# WORK TO DO:
Identify the lines containing the word "vuforia". Copy each one.

# DATA FOR THE TASK:
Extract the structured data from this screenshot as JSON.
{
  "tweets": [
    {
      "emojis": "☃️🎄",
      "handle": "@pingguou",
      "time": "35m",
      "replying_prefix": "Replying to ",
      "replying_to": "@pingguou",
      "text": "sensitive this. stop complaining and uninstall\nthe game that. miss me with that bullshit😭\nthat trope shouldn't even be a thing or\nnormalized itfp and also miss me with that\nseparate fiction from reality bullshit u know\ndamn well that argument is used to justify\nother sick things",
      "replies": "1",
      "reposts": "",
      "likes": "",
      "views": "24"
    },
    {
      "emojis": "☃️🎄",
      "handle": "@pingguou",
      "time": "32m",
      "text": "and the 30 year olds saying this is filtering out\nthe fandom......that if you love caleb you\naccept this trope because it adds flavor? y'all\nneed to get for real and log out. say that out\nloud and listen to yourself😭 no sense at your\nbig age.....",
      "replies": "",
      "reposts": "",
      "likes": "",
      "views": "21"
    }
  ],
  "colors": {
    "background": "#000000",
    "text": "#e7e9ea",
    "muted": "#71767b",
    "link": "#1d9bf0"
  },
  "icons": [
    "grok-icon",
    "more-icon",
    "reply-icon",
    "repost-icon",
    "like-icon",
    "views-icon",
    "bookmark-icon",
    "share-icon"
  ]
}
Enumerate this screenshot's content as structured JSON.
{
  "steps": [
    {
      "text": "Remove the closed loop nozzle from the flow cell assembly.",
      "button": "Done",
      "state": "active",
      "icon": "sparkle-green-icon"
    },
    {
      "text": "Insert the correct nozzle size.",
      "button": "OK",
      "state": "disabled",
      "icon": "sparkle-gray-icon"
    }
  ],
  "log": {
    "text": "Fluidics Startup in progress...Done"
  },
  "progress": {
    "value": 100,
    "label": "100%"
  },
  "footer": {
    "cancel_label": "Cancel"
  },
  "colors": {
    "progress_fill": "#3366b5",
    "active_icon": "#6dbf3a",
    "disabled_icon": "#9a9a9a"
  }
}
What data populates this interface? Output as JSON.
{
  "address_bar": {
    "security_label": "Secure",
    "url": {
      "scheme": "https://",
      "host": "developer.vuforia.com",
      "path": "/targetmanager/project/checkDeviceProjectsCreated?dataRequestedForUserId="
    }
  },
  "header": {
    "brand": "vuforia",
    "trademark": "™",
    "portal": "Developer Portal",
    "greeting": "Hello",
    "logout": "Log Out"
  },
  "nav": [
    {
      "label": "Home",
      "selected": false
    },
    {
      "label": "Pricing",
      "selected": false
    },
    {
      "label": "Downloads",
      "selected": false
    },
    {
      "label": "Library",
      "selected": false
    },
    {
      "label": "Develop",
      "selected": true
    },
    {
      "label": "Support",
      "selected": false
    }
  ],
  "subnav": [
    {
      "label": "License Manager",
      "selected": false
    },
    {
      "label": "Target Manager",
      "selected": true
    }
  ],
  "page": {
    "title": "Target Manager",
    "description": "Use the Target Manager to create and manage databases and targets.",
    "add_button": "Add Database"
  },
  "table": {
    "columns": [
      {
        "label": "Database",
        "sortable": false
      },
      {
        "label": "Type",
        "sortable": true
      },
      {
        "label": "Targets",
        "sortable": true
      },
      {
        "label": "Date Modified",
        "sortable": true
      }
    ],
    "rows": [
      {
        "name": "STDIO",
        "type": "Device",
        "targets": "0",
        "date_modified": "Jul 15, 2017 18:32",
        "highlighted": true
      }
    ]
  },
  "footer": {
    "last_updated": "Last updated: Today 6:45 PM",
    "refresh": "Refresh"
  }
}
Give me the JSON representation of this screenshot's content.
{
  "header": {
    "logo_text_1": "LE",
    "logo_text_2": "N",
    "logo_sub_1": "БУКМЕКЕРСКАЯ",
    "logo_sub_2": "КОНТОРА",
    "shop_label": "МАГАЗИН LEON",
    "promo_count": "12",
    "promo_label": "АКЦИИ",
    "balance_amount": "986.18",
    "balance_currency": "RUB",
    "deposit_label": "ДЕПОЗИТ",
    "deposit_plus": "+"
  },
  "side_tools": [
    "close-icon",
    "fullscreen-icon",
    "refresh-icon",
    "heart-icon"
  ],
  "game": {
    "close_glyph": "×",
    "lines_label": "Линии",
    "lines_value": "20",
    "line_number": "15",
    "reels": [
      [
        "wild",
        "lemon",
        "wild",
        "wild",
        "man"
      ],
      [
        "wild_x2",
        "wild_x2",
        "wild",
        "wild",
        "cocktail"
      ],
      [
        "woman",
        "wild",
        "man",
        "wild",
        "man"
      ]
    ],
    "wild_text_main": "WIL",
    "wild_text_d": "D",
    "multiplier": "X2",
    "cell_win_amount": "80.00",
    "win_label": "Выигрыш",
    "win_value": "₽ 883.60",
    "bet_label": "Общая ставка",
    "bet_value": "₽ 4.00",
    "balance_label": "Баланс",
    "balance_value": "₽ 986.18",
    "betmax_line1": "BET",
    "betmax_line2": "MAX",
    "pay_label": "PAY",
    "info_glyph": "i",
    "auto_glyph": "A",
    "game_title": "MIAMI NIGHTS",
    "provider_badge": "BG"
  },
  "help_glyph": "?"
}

# EXERCISE OUTPUT:
      "host": "developer.vuforia.com",
    "brand": "vuforia",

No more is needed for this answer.